● Directions for this task:
Word for word, transcribe the lines below and drop the pictures.

● Data for the task:
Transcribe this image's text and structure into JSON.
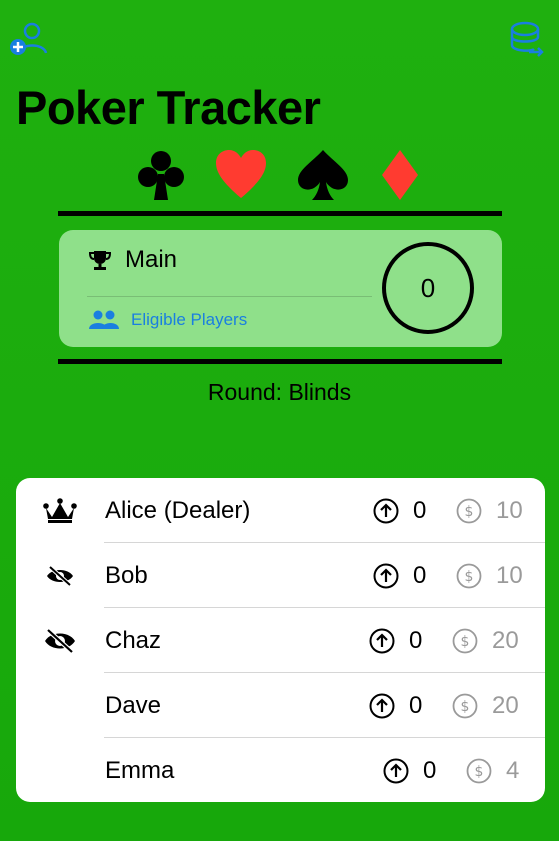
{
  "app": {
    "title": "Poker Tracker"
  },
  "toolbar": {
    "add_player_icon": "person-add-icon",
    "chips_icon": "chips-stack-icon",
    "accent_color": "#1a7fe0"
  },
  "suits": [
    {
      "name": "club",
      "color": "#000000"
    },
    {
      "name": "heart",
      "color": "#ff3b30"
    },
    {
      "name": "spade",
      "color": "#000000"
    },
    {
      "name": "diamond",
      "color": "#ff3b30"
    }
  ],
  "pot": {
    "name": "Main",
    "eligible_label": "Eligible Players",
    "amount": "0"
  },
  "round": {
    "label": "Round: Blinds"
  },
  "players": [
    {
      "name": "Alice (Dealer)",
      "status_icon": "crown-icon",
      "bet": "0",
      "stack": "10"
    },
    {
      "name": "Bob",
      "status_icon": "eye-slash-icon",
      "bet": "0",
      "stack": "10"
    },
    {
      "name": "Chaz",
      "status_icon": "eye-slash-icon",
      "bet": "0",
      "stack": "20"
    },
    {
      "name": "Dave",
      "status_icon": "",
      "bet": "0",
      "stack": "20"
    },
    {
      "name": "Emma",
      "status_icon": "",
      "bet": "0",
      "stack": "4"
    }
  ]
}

● Result for this exercise:
Transcribe this image's text and structure into JSON.
{
  "app": {
    "title": "Poker Tracker"
  },
  "toolbar": {
    "add_player_icon": "person-add-icon",
    "chips_icon": "chips-stack-icon",
    "accent_color": "#1a7fe0"
  },
  "suits": [
    {
      "name": "club",
      "color": "#000000"
    },
    {
      "name": "heart",
      "color": "#ff3b30"
    },
    {
      "name": "spade",
      "color": "#000000"
    },
    {
      "name": "diamond",
      "color": "#ff3b30"
    }
  ],
  "pot": {
    "name": "Main",
    "eligible_label": "Eligible Players",
    "amount": "0"
  },
  "round": {
    "label": "Round: Blinds"
  },
  "players": [
    {
      "name": "Alice (Dealer)",
      "status_icon": "crown-icon",
      "bet": "0",
      "stack": "10"
    },
    {
      "name": "Bob",
      "status_icon": "eye-slash-icon",
      "bet": "0",
      "stack": "10"
    },
    {
      "name": "Chaz",
      "status_icon": "eye-slash-icon",
      "bet": "0",
      "stack": "20"
    },
    {
      "name": "Dave",
      "status_icon": "",
      "bet": "0",
      "stack": "20"
    },
    {
      "name": "Emma",
      "status_icon": "",
      "bet": "0",
      "stack": "4"
    }
  ]
}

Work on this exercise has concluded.